--- START Data provided ---

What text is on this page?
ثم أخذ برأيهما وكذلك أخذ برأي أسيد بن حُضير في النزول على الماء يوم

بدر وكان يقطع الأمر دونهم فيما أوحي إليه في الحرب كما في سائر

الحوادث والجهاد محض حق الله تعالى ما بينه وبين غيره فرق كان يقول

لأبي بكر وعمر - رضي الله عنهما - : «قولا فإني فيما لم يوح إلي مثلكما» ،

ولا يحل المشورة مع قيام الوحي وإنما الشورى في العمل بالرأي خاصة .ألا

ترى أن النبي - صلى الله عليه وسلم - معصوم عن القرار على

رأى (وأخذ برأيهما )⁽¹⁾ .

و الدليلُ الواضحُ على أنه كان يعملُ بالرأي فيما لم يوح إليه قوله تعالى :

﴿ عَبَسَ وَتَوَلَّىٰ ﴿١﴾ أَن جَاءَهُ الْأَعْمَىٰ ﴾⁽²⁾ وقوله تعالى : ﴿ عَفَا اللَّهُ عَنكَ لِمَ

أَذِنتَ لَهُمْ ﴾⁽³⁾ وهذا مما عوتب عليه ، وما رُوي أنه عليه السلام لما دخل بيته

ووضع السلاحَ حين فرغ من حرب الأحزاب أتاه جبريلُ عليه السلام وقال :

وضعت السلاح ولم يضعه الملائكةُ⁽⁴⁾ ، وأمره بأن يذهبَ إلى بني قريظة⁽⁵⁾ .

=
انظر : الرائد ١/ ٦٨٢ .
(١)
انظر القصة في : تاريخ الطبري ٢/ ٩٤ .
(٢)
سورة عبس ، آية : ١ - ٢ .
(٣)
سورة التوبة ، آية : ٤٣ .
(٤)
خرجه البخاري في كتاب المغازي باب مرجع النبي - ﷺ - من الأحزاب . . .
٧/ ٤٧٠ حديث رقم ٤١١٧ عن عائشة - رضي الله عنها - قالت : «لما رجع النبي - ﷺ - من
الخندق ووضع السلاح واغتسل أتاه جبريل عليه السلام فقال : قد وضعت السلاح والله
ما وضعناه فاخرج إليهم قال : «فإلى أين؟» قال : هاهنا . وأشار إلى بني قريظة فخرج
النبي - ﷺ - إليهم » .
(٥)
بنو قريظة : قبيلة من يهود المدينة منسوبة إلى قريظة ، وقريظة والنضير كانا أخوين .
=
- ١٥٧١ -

--- END Data provided ---

All of the records must be retyped exactly as they are.

What text is on this page?
ثم أخذ برأيهما وكذلك أخذ برأي أسيد بن حُضير في النزول على الماء يوم

بدر وكان يقطع الأمر دونهم فيما أوحي إليه في الحرب كما في سائر

الحوادث والجهاد محض حق الله تعالى ما بينه وبين غيره فرق كان يقول

لأبي بكر وعمر - رضي الله عنهما - : «قولا فإني فيما لم يوح إلي مثلكما» ،

ولا يحل المشورة مع قيام الوحي وإنما الشورى في العمل بالرأي خاصة .ألا

ترى أن النبي - صلى الله عليه وسلم - معصوم عن القرار على

رأى (وأخذ برأيهما )⁽¹⁾ .

و الدليلُ الواضحُ على أنه كان يعملُ بالرأي فيما لم يوح إليه قوله تعالى :

﴿ عَبَسَ وَتَوَلَّىٰ ﴿١﴾ أَن جَاءَهُ الْأَعْمَىٰ ﴾⁽²⁾ وقوله تعالى : ﴿ عَفَا اللَّهُ عَنكَ لِمَ

أَذِنتَ لَهُمْ ﴾⁽³⁾ وهذا مما عوتب عليه ، وما رُوي أنه عليه السلام لما دخل بيته

ووضع السلاحَ حين فرغ من حرب الأحزاب أتاه جبريلُ عليه السلام وقال :

وضعت السلاح ولم يضعه الملائكةُ⁽⁴⁾ ، وأمره بأن يذهبَ إلى بني قريظة⁽⁵⁾ .

=
انظر : الرائد ١/ ٦٨٢ .
(١)
انظر القصة في : تاريخ الطبري ٢/ ٩٤ .
(٢)
سورة عبس ، آية : ١ - ٢ .
(٣)
سورة التوبة ، آية : ٤٣ .
(٤)
خرجه البخاري في كتاب المغازي باب مرجع النبي - ﷺ - من الأحزاب . . .
٧/ ٤٧٠ حديث رقم ٤١١٧ عن عائشة - رضي الله عنها - قالت : «لما رجع النبي - ﷺ - من
الخندق ووضع السلاح واغتسل أتاه جبريل عليه السلام فقال : قد وضعت السلاح والله
ما وضعناه فاخرج إليهم قال : «فإلى أين؟» قال : هاهنا . وأشار إلى بني قريظة فخرج
النبي - ﷺ - إليهم » .
(٥)
بنو قريظة : قبيلة من يهود المدينة منسوبة إلى قريظة ، وقريظة والنضير كانا أخوين .
=
- ١٥٧١ -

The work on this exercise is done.